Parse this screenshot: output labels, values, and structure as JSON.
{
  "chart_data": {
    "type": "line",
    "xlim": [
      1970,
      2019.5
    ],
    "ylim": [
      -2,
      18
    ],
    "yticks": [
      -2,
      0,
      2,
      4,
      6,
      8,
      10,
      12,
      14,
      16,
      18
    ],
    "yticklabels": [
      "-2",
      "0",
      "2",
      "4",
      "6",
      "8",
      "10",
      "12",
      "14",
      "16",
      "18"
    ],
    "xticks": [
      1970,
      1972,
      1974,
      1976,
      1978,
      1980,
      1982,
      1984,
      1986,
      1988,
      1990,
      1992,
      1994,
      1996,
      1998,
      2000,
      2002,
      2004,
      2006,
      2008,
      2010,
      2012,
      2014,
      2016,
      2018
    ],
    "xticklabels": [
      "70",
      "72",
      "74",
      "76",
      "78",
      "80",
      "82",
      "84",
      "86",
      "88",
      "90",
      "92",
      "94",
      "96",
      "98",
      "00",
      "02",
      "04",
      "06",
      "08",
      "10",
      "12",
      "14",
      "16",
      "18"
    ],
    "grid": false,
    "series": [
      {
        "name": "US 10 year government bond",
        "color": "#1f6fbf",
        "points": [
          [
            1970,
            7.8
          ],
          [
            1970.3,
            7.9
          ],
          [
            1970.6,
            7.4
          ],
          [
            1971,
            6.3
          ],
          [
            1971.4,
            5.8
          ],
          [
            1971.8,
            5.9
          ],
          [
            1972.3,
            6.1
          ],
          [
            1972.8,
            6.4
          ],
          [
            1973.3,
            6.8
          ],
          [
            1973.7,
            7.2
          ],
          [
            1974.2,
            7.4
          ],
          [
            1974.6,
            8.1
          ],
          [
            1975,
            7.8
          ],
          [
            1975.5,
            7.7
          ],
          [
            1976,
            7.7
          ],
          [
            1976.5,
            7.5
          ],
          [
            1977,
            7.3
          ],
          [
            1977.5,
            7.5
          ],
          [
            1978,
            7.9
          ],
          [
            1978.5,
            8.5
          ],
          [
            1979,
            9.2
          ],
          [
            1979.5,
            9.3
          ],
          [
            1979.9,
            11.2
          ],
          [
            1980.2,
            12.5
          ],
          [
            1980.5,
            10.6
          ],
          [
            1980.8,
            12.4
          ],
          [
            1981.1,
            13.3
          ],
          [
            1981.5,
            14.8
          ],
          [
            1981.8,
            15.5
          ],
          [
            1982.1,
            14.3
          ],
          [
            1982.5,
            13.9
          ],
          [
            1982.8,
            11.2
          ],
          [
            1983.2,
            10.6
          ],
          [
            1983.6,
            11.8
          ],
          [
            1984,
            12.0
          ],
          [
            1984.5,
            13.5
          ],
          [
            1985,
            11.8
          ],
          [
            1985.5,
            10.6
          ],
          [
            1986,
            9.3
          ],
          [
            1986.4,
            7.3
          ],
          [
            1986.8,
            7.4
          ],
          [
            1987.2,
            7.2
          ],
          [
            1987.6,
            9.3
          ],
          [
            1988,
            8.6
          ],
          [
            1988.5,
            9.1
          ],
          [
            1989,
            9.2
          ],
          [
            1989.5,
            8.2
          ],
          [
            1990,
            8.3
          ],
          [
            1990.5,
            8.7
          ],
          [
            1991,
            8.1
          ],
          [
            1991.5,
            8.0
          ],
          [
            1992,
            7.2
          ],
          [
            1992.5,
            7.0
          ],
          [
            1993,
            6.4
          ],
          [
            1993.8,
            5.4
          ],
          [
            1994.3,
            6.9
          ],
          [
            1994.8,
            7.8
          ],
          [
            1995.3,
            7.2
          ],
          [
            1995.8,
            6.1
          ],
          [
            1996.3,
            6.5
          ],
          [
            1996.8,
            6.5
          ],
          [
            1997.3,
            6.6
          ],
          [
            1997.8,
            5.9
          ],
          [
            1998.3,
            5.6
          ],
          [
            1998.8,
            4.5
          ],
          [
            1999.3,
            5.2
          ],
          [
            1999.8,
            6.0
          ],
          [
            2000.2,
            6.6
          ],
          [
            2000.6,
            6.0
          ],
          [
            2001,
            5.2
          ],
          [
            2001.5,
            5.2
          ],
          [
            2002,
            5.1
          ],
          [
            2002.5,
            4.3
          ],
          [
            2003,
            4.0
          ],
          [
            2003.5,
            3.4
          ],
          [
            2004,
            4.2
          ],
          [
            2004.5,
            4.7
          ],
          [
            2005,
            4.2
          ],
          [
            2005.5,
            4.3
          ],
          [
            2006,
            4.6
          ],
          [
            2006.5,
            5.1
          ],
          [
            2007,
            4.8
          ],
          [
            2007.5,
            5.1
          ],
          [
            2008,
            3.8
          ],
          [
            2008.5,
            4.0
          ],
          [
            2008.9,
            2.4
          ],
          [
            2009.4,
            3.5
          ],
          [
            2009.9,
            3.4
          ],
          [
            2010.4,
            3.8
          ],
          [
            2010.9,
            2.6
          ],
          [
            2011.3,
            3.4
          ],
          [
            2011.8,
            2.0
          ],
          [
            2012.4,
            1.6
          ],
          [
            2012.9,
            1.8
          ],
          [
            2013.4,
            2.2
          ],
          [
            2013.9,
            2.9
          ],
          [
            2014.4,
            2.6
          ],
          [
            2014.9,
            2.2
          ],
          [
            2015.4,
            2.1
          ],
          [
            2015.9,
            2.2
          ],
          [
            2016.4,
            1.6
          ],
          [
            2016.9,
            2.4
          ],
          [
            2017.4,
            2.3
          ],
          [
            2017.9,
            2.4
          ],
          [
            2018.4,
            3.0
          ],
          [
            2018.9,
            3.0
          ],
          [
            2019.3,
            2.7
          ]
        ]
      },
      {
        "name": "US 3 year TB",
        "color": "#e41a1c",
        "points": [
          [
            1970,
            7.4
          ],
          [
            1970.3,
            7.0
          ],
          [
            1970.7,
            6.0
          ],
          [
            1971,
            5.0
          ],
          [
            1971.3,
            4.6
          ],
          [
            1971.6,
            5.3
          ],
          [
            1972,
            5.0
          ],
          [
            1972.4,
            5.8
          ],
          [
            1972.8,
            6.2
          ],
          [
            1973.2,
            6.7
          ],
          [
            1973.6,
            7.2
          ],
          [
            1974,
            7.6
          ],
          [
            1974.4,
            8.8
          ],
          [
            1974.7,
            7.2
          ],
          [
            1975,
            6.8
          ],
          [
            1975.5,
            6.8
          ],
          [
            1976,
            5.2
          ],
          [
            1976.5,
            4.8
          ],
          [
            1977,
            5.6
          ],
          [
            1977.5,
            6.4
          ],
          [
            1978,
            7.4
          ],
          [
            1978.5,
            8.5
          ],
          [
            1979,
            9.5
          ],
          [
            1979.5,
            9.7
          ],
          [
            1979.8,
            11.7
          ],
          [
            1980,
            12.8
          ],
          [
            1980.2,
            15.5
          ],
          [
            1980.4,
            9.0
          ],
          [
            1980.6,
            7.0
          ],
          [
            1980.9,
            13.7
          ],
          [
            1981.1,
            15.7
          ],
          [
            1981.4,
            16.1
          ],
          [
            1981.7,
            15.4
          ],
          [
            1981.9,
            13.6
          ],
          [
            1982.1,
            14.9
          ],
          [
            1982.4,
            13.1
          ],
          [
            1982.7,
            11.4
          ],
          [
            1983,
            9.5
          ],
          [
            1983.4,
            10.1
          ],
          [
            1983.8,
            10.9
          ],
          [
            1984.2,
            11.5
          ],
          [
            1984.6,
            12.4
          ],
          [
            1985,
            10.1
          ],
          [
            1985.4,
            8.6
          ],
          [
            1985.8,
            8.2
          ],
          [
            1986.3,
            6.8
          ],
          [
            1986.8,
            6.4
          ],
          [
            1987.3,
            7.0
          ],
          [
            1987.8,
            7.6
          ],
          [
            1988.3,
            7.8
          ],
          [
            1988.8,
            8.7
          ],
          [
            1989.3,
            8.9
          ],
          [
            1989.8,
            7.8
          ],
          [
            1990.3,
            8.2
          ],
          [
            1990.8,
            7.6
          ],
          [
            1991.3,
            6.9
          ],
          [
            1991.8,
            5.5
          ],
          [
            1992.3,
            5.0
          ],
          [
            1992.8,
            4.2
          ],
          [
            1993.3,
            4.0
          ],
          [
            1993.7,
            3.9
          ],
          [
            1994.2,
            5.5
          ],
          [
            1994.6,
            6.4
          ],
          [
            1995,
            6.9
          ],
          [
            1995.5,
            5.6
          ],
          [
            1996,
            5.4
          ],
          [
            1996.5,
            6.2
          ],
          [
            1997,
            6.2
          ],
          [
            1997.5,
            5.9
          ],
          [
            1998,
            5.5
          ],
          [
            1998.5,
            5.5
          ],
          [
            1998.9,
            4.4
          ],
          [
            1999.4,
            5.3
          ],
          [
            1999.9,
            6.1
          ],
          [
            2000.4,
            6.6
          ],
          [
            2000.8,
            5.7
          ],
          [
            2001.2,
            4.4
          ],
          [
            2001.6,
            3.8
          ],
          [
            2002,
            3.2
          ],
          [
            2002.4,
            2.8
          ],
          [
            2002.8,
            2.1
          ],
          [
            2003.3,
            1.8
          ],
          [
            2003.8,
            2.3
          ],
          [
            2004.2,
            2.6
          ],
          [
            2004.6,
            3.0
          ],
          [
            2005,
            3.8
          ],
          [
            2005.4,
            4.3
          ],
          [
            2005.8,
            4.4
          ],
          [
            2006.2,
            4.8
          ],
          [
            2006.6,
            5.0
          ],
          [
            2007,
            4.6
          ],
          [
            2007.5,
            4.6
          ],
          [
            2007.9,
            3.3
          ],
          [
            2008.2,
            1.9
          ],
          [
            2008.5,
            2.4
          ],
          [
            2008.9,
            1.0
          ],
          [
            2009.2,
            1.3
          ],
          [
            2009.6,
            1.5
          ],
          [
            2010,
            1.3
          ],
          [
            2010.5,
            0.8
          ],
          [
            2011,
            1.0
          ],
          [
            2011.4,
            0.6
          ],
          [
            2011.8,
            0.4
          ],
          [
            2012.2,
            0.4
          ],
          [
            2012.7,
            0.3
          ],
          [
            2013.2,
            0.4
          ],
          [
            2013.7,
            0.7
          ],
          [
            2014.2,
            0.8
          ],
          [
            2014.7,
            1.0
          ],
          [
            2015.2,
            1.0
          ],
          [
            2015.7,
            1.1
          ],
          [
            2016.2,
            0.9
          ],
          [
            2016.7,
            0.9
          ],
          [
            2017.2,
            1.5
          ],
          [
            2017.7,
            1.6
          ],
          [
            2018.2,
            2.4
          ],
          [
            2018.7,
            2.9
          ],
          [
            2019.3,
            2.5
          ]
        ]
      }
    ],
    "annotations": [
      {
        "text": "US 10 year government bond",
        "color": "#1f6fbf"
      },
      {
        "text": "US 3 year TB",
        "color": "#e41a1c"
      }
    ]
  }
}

::::

Provide the count, and nothing else, of lines in the data above where the word "government" occurs.

2